- [EXERCISE PROMPT]: Find each line with the string "Output" and report it.

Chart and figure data
◇ ◇ ◇ ◇

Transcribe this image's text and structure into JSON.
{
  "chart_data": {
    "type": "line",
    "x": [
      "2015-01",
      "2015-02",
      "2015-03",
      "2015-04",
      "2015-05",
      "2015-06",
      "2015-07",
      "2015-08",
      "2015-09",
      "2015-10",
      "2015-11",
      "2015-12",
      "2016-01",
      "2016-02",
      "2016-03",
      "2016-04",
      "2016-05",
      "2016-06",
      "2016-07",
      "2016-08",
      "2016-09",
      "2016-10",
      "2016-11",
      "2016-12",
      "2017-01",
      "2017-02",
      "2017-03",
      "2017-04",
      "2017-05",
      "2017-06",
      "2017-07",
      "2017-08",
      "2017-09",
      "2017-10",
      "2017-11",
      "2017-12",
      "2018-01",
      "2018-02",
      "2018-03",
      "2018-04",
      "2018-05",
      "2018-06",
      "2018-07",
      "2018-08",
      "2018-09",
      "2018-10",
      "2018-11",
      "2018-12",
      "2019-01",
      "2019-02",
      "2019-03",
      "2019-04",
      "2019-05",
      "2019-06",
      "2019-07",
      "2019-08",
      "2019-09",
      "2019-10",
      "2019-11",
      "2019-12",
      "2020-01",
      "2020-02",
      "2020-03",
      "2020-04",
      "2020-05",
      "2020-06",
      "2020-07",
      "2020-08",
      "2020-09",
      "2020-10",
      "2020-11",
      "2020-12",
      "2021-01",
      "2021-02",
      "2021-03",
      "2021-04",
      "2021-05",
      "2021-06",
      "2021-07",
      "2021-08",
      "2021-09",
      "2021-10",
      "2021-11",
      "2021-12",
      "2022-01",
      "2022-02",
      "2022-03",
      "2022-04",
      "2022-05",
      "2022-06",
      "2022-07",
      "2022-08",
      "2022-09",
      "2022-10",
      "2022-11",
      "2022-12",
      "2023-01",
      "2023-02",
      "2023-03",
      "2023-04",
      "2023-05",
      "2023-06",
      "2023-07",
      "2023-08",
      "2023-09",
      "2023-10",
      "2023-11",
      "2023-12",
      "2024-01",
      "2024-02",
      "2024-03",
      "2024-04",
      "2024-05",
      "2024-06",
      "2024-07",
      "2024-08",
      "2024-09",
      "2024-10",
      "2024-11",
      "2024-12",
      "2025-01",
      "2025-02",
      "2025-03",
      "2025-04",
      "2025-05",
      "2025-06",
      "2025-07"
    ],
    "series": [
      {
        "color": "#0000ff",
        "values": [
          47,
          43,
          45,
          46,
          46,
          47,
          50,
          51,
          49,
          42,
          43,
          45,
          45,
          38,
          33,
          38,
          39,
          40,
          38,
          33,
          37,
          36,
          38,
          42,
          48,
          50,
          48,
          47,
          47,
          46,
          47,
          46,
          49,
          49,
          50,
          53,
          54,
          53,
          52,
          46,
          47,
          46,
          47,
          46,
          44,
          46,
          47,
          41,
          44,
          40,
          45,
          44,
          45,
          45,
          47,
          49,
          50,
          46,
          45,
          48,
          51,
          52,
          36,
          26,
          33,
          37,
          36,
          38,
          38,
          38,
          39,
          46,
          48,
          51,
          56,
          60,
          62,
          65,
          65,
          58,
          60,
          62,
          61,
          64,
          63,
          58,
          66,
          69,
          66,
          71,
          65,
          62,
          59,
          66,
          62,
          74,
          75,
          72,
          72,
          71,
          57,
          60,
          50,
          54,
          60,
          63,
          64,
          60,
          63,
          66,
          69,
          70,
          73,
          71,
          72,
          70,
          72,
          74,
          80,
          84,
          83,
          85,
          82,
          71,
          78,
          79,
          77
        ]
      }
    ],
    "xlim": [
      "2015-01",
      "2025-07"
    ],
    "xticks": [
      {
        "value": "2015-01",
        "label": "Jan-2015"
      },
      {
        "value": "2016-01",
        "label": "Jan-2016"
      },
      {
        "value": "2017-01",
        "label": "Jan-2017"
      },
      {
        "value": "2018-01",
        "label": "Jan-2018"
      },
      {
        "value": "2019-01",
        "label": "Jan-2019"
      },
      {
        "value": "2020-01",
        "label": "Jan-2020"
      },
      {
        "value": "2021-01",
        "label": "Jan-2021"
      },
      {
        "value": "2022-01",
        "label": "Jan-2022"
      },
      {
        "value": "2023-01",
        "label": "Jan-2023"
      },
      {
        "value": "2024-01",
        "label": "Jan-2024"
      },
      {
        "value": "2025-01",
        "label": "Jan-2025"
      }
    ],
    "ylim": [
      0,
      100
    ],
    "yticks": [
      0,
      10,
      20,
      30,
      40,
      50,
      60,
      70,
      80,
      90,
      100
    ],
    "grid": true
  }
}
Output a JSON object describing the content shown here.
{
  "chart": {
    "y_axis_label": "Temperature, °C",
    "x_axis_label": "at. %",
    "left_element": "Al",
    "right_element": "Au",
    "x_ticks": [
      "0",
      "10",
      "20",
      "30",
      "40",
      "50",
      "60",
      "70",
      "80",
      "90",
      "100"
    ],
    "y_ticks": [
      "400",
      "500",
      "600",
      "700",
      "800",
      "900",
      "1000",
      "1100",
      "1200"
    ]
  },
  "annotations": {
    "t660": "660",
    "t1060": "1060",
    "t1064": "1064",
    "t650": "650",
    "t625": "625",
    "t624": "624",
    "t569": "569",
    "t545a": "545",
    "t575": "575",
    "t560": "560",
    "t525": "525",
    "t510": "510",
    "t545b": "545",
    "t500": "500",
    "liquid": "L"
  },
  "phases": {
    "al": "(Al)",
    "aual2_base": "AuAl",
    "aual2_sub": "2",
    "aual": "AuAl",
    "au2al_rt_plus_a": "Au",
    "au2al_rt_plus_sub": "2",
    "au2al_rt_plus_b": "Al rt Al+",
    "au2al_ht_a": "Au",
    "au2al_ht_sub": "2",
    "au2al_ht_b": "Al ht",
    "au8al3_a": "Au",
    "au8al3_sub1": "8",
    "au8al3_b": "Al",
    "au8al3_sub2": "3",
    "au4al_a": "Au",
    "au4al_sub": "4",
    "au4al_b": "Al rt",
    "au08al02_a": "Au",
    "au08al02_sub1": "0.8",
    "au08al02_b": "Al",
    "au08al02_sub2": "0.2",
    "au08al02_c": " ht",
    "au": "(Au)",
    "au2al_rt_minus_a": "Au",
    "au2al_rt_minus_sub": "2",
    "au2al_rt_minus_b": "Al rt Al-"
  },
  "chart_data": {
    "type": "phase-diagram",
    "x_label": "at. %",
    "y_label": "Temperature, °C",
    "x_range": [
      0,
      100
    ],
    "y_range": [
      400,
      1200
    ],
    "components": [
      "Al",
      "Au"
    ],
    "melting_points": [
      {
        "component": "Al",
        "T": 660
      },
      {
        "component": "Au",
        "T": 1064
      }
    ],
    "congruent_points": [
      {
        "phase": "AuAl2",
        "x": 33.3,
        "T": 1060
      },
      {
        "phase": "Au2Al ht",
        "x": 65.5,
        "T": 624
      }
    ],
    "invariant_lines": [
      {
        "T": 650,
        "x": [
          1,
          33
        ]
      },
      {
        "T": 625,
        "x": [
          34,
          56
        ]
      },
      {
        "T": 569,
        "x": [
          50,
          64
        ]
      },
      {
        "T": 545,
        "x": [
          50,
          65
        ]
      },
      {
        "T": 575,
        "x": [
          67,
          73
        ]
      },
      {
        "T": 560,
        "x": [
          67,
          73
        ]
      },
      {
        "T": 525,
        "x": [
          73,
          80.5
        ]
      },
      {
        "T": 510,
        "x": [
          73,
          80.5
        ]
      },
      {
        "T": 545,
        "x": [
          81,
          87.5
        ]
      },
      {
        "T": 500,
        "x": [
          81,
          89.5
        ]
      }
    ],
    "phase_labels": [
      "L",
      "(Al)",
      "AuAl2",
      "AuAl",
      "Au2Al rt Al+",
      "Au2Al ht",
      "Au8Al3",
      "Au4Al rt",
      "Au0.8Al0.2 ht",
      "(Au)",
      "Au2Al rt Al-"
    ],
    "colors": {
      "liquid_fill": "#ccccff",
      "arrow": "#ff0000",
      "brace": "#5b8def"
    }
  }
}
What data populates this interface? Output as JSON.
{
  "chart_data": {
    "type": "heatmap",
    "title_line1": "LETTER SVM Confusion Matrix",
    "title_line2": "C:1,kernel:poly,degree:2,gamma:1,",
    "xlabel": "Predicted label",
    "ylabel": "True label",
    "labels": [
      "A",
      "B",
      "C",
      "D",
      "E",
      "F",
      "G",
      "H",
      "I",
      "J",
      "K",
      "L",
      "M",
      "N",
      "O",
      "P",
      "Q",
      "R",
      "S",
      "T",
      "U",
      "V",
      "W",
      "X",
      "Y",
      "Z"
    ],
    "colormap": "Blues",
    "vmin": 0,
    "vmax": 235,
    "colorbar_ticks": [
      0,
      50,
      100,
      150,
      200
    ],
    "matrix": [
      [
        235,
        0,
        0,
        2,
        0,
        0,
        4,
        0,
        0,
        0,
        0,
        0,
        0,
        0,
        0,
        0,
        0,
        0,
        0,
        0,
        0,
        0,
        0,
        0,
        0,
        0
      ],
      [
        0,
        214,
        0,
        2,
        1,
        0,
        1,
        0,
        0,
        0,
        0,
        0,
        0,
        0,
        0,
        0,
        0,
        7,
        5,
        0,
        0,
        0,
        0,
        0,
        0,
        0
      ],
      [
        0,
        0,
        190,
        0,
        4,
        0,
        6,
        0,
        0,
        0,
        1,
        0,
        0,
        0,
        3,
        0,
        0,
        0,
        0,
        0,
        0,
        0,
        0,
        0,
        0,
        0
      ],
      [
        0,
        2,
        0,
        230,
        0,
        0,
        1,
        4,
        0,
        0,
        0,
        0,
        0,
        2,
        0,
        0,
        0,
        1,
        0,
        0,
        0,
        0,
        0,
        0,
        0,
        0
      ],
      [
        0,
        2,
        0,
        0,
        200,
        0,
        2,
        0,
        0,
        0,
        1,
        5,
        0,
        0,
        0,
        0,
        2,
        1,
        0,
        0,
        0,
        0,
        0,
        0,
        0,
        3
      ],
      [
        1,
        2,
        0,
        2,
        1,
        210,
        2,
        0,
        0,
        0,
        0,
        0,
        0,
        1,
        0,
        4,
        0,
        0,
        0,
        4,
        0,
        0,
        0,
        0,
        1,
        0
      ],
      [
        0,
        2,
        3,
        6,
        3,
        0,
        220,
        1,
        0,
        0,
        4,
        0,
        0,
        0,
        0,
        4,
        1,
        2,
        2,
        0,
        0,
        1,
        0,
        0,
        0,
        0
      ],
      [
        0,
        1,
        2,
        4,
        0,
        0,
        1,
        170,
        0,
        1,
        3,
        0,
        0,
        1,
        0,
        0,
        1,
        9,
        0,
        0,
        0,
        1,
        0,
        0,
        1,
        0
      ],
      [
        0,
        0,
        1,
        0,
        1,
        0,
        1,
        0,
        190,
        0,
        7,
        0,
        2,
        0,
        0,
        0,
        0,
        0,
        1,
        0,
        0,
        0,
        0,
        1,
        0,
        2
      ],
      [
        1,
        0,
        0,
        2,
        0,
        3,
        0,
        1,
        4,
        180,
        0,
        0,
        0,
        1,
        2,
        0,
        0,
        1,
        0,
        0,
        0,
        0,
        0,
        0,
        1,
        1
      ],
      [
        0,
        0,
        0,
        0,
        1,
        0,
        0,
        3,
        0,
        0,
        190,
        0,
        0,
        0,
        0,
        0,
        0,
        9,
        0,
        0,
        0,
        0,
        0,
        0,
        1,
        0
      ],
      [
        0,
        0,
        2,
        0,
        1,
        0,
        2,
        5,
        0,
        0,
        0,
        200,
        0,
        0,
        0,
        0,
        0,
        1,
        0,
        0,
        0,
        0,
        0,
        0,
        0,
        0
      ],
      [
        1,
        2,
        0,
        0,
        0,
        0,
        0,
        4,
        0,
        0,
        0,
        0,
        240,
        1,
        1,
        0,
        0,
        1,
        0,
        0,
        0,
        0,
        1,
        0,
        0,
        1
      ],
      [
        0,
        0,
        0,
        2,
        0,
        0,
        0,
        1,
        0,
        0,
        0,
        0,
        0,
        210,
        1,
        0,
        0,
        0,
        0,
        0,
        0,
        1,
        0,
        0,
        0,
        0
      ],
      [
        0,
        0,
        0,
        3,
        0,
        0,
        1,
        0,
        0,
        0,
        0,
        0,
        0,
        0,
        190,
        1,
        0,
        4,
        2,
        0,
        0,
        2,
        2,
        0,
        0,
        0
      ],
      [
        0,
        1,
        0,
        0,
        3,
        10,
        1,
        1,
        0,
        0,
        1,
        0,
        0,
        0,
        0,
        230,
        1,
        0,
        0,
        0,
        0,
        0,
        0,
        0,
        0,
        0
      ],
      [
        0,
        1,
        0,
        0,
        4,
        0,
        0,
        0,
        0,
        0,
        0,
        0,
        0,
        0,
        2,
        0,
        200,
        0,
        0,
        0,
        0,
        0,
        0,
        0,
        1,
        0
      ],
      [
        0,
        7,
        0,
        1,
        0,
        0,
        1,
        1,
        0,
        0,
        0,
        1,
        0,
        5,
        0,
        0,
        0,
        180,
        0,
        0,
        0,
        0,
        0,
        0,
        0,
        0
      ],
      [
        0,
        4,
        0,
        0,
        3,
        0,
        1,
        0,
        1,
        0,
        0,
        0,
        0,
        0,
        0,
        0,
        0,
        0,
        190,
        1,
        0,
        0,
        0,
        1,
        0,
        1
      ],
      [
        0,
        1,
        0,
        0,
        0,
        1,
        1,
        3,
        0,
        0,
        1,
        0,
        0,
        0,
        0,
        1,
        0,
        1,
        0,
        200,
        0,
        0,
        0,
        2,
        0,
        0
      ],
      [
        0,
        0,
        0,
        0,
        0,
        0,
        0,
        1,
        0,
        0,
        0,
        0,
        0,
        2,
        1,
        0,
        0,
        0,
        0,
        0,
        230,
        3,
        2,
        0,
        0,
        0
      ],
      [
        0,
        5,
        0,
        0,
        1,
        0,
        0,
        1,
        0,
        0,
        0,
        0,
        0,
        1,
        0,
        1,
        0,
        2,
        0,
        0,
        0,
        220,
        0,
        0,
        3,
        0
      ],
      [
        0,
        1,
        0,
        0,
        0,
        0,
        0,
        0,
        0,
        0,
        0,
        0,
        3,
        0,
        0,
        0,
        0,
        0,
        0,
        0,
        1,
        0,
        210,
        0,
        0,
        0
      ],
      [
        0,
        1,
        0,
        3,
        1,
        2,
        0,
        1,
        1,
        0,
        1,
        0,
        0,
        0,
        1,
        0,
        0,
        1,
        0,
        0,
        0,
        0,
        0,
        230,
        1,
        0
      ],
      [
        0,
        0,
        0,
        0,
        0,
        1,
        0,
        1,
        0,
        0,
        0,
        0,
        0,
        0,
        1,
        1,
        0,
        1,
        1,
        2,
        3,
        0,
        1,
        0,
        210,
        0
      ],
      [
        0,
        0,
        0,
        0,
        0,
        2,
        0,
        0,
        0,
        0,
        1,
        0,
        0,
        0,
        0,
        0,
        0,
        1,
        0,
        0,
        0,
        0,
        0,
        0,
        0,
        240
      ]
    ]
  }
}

◇ ◇ ◇ ◇

- [FULL SOLUTION]:
Output a JSON object describing the content shown here.
What data populates this interface? Output as JSON.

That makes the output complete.